DIRECTIONS FOR THIS TASK>
Filter the entries that follow, copying every line in which the word "marker" appears.

[Items from a data source]
==*==

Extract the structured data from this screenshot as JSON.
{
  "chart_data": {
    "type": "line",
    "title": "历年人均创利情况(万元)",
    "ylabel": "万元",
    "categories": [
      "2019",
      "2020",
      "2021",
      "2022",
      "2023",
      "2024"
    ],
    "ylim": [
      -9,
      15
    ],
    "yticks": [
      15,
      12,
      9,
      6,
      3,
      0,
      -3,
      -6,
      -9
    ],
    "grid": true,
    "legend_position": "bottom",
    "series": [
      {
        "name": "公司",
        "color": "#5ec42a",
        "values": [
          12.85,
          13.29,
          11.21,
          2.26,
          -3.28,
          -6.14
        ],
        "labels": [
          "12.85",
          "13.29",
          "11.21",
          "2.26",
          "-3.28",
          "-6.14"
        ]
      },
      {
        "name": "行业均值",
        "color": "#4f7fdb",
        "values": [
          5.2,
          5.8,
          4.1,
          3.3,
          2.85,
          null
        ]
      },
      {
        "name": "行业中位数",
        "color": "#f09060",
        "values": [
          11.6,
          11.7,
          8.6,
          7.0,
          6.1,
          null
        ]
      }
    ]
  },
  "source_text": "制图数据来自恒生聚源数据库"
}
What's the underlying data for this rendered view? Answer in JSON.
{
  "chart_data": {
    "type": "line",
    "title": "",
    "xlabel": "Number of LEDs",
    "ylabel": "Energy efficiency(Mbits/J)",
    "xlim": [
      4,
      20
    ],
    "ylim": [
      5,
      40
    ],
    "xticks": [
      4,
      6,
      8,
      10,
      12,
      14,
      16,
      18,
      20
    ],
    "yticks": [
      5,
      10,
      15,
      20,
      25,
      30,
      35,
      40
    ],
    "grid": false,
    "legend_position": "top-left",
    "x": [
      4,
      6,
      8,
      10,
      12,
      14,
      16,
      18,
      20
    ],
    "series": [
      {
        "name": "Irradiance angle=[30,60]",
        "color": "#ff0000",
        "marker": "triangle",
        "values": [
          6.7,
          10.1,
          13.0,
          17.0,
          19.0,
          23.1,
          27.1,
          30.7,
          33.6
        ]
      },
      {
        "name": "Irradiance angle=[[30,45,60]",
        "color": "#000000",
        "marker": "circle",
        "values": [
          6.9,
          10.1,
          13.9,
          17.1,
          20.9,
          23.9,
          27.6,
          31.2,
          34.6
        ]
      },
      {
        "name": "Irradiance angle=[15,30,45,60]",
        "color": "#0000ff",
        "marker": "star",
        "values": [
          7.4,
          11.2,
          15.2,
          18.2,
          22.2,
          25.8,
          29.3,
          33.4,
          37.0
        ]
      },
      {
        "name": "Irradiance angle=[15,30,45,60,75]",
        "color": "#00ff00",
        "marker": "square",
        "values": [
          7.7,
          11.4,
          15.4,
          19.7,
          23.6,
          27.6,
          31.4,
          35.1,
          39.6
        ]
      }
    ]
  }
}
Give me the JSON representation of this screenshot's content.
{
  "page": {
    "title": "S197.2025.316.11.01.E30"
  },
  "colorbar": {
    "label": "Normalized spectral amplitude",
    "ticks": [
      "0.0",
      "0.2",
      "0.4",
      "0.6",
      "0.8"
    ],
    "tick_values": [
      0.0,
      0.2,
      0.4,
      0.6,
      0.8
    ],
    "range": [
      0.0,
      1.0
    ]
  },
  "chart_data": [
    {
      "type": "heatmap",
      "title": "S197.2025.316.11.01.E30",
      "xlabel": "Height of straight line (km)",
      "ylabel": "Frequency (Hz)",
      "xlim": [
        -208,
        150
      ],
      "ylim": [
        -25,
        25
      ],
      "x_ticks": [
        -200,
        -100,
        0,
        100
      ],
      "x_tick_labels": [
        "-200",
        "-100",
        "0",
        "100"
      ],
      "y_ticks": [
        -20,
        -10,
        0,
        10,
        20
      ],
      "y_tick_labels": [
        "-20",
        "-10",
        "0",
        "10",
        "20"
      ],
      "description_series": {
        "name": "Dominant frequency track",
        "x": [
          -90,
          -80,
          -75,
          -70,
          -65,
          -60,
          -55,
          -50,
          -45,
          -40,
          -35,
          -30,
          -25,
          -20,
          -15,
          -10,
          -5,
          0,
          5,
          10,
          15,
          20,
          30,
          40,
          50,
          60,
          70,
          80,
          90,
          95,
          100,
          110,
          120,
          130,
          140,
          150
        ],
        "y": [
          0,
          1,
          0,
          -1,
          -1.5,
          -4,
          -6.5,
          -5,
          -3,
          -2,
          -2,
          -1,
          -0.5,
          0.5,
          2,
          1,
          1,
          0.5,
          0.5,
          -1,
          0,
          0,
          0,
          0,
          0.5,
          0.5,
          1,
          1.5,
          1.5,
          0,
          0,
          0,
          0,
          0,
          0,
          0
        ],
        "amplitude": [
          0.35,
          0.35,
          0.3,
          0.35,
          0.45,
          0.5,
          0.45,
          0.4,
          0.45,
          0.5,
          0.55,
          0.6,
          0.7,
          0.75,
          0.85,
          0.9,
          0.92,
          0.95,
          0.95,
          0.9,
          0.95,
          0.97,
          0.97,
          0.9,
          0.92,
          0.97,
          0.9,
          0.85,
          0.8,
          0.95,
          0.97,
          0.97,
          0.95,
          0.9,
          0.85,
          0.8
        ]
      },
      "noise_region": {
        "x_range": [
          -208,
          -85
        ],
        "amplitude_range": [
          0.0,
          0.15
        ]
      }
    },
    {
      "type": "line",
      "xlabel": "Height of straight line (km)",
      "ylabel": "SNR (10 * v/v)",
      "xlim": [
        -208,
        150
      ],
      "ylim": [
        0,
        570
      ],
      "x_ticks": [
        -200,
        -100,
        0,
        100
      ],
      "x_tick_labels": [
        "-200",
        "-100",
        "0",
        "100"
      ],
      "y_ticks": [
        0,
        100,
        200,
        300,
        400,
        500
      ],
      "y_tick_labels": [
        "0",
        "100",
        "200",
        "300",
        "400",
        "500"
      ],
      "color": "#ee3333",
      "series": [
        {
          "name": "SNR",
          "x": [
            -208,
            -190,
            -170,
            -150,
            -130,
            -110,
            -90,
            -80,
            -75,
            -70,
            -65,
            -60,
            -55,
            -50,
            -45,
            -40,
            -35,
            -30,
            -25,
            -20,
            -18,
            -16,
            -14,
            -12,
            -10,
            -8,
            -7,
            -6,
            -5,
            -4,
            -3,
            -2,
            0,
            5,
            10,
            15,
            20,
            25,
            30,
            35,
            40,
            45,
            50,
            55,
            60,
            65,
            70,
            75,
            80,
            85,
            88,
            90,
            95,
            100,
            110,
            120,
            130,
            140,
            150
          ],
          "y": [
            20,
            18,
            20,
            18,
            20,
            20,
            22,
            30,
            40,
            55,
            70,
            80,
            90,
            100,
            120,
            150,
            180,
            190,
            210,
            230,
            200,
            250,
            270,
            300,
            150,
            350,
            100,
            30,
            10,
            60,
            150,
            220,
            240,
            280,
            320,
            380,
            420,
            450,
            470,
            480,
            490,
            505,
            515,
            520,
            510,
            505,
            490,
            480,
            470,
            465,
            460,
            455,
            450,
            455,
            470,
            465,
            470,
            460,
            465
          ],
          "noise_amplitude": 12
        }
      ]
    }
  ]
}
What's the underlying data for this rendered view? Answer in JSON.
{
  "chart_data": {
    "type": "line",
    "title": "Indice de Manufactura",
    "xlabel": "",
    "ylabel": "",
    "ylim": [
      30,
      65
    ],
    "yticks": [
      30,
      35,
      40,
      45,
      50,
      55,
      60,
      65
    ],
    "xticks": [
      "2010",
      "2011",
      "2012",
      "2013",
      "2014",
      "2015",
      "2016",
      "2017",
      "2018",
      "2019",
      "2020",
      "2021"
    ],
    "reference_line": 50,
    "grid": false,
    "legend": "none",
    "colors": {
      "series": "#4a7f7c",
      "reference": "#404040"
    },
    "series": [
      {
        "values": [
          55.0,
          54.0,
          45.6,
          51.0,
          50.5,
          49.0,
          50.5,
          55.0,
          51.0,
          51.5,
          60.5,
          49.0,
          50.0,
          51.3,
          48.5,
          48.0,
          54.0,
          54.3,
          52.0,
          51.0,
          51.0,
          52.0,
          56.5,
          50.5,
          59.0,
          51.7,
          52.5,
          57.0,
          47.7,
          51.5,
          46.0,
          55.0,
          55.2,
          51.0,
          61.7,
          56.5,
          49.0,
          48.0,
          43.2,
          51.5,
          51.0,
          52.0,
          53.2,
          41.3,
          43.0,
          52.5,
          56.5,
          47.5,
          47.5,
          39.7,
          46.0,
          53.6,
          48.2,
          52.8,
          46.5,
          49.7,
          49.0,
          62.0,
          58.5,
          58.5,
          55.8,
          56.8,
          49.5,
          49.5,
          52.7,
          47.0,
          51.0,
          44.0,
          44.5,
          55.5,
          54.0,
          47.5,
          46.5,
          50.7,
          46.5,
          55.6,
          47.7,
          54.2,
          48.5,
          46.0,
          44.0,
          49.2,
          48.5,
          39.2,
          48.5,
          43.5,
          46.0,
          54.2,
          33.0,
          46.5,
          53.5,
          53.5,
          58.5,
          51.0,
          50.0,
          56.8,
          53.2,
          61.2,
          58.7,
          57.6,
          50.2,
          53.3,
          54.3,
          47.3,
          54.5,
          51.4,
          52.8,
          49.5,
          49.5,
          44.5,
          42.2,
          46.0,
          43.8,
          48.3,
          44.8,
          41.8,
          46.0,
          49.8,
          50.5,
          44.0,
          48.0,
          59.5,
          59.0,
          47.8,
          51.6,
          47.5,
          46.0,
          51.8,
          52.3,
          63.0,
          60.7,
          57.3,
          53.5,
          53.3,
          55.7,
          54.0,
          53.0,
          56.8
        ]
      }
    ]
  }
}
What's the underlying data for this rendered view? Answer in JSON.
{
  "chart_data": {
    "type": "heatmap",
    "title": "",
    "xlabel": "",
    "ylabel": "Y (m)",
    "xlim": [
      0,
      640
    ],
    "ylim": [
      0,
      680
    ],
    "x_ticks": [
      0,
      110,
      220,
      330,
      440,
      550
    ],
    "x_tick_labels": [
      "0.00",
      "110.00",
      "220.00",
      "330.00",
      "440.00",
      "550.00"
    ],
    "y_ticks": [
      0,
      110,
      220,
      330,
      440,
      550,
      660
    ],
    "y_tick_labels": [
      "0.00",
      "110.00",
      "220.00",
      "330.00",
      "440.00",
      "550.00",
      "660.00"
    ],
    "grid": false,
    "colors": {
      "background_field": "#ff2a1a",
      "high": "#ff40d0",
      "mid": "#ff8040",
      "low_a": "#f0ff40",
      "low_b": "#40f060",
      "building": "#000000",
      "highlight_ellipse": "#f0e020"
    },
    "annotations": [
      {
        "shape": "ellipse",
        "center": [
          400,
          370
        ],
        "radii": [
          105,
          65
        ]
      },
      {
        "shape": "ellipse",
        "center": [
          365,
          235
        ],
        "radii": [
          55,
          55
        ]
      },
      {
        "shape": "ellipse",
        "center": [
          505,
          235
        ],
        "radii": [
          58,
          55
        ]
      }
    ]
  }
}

==*==

OUTPUT OF THE EXERCISE>
        "marker": "triangle",
        "marker": "circle",
        "marker": "star",
        "marker": "square",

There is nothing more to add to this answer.